Pull out from the material below all lines with "Developer".

==== Input material ====

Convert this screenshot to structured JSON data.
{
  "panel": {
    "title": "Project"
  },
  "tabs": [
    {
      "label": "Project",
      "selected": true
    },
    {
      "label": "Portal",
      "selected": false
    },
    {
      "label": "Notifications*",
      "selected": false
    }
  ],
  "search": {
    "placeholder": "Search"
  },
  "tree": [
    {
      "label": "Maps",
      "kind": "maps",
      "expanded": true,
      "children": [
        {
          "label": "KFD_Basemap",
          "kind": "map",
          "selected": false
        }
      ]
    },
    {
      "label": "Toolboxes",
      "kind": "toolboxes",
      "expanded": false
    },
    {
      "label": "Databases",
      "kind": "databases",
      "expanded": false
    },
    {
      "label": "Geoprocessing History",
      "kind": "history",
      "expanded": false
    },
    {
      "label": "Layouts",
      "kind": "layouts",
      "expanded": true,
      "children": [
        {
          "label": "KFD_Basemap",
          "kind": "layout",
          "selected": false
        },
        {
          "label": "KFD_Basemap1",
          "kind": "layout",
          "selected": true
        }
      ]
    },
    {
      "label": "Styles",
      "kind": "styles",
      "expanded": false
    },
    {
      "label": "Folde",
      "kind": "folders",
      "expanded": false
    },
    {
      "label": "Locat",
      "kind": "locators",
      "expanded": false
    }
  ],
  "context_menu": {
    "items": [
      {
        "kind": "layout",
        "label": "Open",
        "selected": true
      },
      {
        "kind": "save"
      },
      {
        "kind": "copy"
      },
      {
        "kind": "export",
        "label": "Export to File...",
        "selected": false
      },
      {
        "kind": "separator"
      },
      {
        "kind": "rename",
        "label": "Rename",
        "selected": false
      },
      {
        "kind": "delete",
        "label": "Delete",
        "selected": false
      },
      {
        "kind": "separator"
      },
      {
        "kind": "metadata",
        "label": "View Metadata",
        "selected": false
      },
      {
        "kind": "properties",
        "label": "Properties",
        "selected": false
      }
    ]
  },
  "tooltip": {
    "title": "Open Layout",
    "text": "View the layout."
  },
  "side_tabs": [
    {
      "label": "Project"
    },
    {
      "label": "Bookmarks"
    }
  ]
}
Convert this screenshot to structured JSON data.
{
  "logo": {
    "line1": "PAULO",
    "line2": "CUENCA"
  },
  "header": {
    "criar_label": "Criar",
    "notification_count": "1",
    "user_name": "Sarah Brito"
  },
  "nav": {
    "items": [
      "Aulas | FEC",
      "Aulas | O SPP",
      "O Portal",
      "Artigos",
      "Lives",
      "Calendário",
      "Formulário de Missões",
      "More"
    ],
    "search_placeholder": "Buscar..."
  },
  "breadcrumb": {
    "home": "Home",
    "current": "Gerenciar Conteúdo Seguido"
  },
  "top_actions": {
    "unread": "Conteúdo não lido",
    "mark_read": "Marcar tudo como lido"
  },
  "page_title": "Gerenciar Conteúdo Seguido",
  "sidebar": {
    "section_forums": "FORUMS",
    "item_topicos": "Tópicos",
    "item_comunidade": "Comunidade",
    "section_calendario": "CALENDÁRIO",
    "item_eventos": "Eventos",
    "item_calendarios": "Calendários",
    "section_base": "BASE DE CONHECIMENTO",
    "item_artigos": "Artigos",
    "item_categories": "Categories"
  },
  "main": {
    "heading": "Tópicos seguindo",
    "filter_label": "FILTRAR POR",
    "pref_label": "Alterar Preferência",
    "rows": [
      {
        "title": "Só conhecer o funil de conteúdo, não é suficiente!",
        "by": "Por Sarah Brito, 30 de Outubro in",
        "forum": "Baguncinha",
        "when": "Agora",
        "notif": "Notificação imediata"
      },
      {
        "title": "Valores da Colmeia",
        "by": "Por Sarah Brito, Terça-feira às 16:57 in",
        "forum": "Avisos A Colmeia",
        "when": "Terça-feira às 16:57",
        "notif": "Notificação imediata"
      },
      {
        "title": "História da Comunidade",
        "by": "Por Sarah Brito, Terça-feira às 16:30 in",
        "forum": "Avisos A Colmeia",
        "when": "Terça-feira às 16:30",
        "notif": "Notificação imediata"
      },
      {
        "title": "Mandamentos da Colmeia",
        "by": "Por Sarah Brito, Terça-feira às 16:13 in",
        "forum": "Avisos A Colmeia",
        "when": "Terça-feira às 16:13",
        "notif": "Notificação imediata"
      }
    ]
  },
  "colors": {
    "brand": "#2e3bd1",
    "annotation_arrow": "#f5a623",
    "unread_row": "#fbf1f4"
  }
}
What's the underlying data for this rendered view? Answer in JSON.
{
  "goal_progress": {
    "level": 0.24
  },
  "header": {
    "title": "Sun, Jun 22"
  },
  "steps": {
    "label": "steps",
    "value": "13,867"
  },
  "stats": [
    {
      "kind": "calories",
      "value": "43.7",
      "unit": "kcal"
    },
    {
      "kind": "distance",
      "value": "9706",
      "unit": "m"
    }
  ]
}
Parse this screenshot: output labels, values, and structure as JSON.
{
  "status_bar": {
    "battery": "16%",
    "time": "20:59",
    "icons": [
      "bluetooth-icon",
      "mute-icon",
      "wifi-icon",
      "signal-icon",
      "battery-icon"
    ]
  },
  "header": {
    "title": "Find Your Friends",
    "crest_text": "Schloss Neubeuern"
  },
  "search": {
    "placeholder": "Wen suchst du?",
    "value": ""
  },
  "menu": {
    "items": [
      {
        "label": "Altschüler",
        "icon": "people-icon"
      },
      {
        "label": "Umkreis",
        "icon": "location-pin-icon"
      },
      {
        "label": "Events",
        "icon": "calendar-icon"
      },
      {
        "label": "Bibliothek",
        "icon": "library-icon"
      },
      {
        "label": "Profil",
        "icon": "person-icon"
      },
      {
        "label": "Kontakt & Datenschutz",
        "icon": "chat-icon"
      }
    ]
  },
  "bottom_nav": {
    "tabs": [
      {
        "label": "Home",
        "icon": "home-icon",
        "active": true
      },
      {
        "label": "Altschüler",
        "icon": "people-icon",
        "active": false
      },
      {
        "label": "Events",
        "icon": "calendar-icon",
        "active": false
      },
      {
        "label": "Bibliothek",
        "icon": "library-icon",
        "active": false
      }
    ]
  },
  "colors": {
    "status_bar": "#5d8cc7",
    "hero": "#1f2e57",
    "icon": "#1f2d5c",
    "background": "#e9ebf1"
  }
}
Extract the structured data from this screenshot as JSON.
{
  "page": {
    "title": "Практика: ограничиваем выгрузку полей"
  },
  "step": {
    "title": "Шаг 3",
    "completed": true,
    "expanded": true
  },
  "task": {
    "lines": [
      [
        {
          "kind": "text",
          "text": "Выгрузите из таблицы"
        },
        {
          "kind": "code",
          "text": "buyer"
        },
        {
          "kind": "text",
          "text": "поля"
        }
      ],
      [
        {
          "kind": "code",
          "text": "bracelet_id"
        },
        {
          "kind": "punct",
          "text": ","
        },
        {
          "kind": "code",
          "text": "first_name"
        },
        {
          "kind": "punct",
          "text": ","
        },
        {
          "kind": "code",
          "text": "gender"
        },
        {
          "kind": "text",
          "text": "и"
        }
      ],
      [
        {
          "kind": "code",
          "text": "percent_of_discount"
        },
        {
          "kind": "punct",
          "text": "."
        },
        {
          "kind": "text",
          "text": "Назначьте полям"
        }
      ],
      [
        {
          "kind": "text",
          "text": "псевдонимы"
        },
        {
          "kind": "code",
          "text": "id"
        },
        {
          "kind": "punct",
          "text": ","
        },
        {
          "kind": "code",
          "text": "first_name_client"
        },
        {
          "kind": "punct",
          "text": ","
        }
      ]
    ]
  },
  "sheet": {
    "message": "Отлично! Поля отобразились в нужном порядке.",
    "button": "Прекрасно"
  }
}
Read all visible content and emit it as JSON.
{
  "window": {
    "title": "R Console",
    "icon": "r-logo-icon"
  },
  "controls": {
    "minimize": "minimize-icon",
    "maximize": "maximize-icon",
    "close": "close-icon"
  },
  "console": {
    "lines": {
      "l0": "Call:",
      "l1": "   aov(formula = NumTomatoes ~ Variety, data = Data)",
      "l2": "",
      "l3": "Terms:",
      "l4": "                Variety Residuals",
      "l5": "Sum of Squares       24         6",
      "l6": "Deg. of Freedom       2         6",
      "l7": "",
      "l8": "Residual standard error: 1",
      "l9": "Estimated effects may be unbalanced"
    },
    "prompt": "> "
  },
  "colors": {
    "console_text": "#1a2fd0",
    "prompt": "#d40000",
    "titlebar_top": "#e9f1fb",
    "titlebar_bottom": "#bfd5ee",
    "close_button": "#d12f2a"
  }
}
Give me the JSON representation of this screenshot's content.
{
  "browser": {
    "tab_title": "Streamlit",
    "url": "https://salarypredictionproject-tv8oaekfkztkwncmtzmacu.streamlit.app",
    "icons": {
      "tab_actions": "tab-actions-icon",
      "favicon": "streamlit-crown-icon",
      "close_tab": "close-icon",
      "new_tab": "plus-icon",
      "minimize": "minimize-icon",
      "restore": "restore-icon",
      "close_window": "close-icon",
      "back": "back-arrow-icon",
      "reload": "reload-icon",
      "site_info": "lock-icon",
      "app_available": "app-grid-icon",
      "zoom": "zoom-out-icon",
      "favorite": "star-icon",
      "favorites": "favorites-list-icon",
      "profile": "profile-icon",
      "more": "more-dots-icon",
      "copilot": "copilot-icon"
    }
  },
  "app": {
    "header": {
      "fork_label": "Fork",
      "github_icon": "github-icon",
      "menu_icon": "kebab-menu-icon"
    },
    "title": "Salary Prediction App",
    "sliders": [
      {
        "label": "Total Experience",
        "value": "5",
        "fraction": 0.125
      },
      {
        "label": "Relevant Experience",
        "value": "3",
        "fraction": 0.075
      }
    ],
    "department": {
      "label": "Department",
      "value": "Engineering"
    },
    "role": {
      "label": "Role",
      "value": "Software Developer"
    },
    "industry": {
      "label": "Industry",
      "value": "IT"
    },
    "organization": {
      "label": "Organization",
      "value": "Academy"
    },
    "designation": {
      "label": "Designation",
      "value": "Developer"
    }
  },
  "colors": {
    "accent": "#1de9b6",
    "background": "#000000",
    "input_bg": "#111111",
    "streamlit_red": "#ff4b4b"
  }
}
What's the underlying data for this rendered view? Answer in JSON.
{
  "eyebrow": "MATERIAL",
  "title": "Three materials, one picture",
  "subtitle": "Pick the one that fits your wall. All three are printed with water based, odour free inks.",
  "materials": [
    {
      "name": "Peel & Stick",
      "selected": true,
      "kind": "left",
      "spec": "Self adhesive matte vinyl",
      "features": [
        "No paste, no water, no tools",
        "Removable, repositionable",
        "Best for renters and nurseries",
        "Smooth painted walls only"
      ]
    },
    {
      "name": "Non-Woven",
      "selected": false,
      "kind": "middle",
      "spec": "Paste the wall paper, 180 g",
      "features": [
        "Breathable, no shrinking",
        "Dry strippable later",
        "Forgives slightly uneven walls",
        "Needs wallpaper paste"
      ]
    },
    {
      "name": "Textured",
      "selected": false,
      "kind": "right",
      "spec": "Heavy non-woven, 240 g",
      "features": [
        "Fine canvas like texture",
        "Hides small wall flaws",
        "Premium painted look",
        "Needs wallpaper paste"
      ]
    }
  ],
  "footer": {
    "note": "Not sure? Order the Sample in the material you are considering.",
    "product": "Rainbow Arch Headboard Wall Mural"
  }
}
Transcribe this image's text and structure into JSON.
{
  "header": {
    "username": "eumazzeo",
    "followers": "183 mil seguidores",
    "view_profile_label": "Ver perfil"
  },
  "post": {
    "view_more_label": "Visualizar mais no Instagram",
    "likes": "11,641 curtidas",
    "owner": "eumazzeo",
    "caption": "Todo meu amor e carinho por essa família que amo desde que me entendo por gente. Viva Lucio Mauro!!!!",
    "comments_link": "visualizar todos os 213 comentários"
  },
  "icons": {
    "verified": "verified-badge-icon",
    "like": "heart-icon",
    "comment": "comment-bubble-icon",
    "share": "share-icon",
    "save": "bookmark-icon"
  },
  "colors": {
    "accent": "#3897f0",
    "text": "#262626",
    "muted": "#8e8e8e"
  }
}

====

- _Result of this exercise_:
      "value": "Software Developer"
      "value": "Developer"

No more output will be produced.